───── Record list
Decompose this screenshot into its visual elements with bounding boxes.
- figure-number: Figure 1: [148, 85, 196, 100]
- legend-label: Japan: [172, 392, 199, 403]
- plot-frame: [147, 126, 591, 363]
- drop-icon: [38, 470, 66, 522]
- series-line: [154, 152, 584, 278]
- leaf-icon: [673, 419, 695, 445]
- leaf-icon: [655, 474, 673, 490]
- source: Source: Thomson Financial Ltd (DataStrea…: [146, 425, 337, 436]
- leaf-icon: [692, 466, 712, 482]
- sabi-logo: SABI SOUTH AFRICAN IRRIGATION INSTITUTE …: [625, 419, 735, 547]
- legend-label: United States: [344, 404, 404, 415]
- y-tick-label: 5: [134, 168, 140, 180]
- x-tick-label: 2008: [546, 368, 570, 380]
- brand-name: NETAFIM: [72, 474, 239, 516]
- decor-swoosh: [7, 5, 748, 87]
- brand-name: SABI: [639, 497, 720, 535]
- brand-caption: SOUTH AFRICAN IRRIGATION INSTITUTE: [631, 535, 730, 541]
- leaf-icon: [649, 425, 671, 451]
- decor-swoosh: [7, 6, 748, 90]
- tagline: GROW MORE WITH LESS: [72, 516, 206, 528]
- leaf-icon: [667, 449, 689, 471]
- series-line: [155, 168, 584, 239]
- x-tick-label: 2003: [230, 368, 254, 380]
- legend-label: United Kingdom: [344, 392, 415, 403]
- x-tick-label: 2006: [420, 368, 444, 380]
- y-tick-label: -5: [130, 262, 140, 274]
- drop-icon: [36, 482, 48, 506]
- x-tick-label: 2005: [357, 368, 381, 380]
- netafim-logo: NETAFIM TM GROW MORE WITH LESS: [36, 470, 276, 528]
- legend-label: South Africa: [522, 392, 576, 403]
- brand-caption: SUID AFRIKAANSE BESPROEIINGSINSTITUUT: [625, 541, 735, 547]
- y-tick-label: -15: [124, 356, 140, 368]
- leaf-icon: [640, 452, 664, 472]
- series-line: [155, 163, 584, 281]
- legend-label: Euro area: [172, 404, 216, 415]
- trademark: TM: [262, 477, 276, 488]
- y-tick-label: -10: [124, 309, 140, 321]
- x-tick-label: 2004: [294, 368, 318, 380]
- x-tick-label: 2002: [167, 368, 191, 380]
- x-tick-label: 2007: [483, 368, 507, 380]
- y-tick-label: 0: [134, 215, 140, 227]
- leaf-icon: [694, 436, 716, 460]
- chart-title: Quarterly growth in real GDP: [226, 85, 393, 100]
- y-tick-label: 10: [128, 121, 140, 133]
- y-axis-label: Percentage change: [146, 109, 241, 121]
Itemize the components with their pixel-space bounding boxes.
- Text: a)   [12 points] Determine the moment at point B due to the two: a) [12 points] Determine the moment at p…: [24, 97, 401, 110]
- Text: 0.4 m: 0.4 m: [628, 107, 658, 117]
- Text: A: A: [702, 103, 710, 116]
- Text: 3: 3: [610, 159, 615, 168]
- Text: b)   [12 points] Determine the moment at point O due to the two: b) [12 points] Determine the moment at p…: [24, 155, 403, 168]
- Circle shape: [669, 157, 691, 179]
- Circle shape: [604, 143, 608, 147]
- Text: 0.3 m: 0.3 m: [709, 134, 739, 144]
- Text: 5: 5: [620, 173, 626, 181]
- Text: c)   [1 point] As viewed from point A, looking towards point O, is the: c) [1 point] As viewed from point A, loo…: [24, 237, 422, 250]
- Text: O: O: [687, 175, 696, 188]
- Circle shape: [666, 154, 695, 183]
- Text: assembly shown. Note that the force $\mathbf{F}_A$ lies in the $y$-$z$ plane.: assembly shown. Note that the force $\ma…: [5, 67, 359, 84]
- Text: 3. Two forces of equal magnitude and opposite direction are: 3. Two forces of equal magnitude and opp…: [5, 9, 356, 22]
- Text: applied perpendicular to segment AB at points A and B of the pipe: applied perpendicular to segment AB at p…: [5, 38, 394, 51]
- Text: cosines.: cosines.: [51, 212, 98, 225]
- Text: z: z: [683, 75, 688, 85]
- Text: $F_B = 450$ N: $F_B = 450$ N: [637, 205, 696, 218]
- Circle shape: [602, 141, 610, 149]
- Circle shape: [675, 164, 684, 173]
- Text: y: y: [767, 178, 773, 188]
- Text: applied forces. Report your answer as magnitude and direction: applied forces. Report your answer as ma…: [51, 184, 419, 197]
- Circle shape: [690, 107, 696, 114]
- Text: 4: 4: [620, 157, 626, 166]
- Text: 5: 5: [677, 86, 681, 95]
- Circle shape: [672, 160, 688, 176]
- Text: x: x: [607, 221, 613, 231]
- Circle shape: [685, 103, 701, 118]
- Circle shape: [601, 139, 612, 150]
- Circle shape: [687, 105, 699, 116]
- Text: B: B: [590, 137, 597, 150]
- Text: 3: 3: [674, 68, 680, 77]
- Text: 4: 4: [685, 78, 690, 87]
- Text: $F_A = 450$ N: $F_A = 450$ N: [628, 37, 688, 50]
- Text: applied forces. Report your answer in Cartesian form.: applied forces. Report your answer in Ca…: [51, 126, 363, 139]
──────────
Format every line of the listing above as a Markdown table with the columns "Row" and "Entry". Number each row and omit any blank lines.

▶ [Result of this task]
| Row | Entry |
|---|---|
| 1 | Decompose this screenshot into its visual elements with bounding boxes. |
| 2 | - figure-number: Figure 1: [148, 85, 196, 100] |
| 3 | - legend-label: Japan: [172, 392, 199, 403] |
| 4 | - plot-frame: [147, 126, 591, 363] |
| 5 | - drop-icon: [38, 470, 66, 522] |
| 6 | - series-line: [154, 152, 584, 278] |
| 7 | - leaf-icon: [673, 419, 695, 445] |
| 8 | - leaf-icon: [655, 474, 673, 490] |
| 9 | - source: Source: Thomson Financial Ltd (DataStrea…: [146, 425, 337, 436] |
| 10 | - leaf-icon: [692, 466, 712, 482] |
| 11 | - sabi-logo: SABI SOUTH AFRICAN IRRIGATION INSTITUTE …: [625, 419, 735, 547] |
| 12 | - legend-label: United States: [344, 404, 404, 415] |
| 13 | - y-tick-label: 5: [134, 168, 140, 180] |
| 14 | - x-tick-label: 2008: [546, 368, 570, 380] |
| 15 | - brand-name: NETAFIM: [72, 474, 239, 516] |
| 16 | - decor-swoosh: [7, 5, 748, 87] |
| 17 | - brand-name: SABI: [639, 497, 720, 535] |
| 18 | - brand-caption: SOUTH AFRICAN IRRIGATION INSTITUTE: [631, 535, 730, 541] |
| 19 | - leaf-icon: [649, 425, 671, 451] |
| 20 | - decor-swoosh: [7, 6, 748, 90] |
| 21 | - tagline: GROW MORE WITH LESS: [72, 516, 206, 528] |
| 22 | - leaf-icon: [667, 449, 689, 471] |
| 23 | - series-line: [155, 168, 584, 239] |
| 24 | - x-tick-label: 2003: [230, 368, 254, 380] |
| 25 | - legend-label: United Kingdom: [344, 392, 415, 403] |
| 26 | - x-tick-label: 2006: [420, 368, 444, 380] |
| 27 | - y-tick-label: -5: [130, 262, 140, 274] |
| 28 | - drop-icon: [36, 482, 48, 506] |
| 29 | - x-tick-label: 2005: [357, 368, 381, 380] |
| 30 | - netafim-logo: NETAFIM TM GROW MORE WITH LESS: [36, 470, 276, 528] |
| 31 | - legend-label: South Africa: [522, 392, 576, 403] |
| 32 | - brand-caption: SUID AFRIKAANSE BESPROEIINGSINSTITUUT: [625, 541, 735, 547] |
| 33 | - y-tick-label: -15: [124, 356, 140, 368] |
| 34 | - leaf-icon: [640, 452, 664, 472] |
| 35 | - series-line: [155, 163, 584, 281] |
| 36 | - legend-label: Euro area: [172, 404, 216, 415] |
| 37 | - trademark: TM: [262, 477, 276, 488] |
| 38 | - y-tick-label: -10: [124, 309, 140, 321] |
| 39 | - x-tick-label: 2004: [294, 368, 318, 380] |
| 40 | - x-tick-label: 2002: [167, 368, 191, 380] |
| 41 | - x-tick-label: 2007: [483, 368, 507, 380] |
| 42 | - y-tick-label: 0: [134, 215, 140, 227] |
| 43 | - leaf-icon: [694, 436, 716, 460] |
| 44 | - chart-title: Quarterly growth in real GDP: [226, 85, 393, 100] |
| 45 | - y-tick-label: 10: [128, 121, 140, 133] |
| 46 | - y-axis-label: Percentage change: [146, 109, 241, 121] |
| 47 | Itemize the components with their pixel-space bounding boxes. |
| 48 | - Text: a)   [12 points] Determine the moment at point B due to the two: a) [12 points] Determine the moment at p…: [24, 97, 401, 110] |
| 49 | - Text: 0.4 m: 0.4 m: [628, 107, 658, 117] |
| 50 | - Text: A: A: [702, 103, 710, 116] |
| 51 | - Text: 3: 3: [610, 159, 615, 168] |
| 52 | - Text: b)   [12 points] Determine the moment at point O due to the two: b) [12 points] Determine the moment at p…: [24, 155, 403, 168] |
| 53 | - Circle shape: [669, 157, 691, 179] |
| 54 | - Circle shape: [604, 143, 608, 147] |
| 55 | - Text: 0.3 m: 0.3 m: [709, 134, 739, 144] |
| 56 | - Text: 5: 5: [620, 173, 626, 181] |
| 57 | - Text: c)   [1 point] As viewed from point A, looking towards point O, is the: c) [1 point] As viewed from point A, loo…: [24, 237, 422, 250] |
| 58 | - Text: O: O: [687, 175, 696, 188] |
| 59 | - Circle shape: [666, 154, 695, 183] |
| 60 | - Text: assembly shown. Note that the force $\mathbf{F}_A$ lies in the $y$-$z$ plane.: assembly shown. Note that the force $\ma…: [5, 67, 359, 84] |
| 61 | - Text: 3. Two forces of equal magnitude and opposite direction are: 3. Two forces of equal magnitude and opp…: [5, 9, 356, 22] |
| 62 | - Text: applied perpendicular to segment AB at points A and B of the pipe: applied perpendicular to segment AB at p…: [5, 38, 394, 51] |
| 63 | - Text: cosines.: cosines.: [51, 212, 98, 225] |
| 64 | - Text: z: z: [683, 75, 688, 85] |
| 65 | - Text: $F_B = 450$ N: $F_B = 450$ N: [637, 205, 696, 218] |
| 66 | - Circle shape: [602, 141, 610, 149] |
| 67 | - Circle shape: [675, 164, 684, 173] |
| 68 | - Text: y: y: [767, 178, 773, 188] |
| 69 | - Text: applied forces. Report your answer as magnitude and direction: applied forces. Report your answer as ma…: [51, 184, 419, 197] |
| 70 | - Circle shape: [690, 107, 696, 114] |
| 71 | - Text: 4: 4: [620, 157, 626, 166] |
| 72 | - Text: 5: 5: [677, 86, 681, 95] |
| 73 | - Circle shape: [672, 160, 688, 176] |
| 74 | - Text: x: x: [607, 221, 613, 231] |
| 75 | - Circle shape: [685, 103, 701, 118] |
| 76 | - Circle shape: [601, 139, 612, 150] |
| 77 | - Circle shape: [687, 105, 699, 116] |
| 78 | - Text: B: B: [590, 137, 597, 150] |
| 79 | - Text: 3: 3: [674, 68, 680, 77] |
| 80 | - Text: 4: 4: [685, 78, 690, 87] |
| 81 | - Text: $F_A = 450$ N: $F_A = 450$ N: [628, 37, 688, 50] |
| 82 | - Text: applied forces. Report your answer in Cartesian form.: applied forces. Report your answer in Ca…: [51, 126, 363, 139] |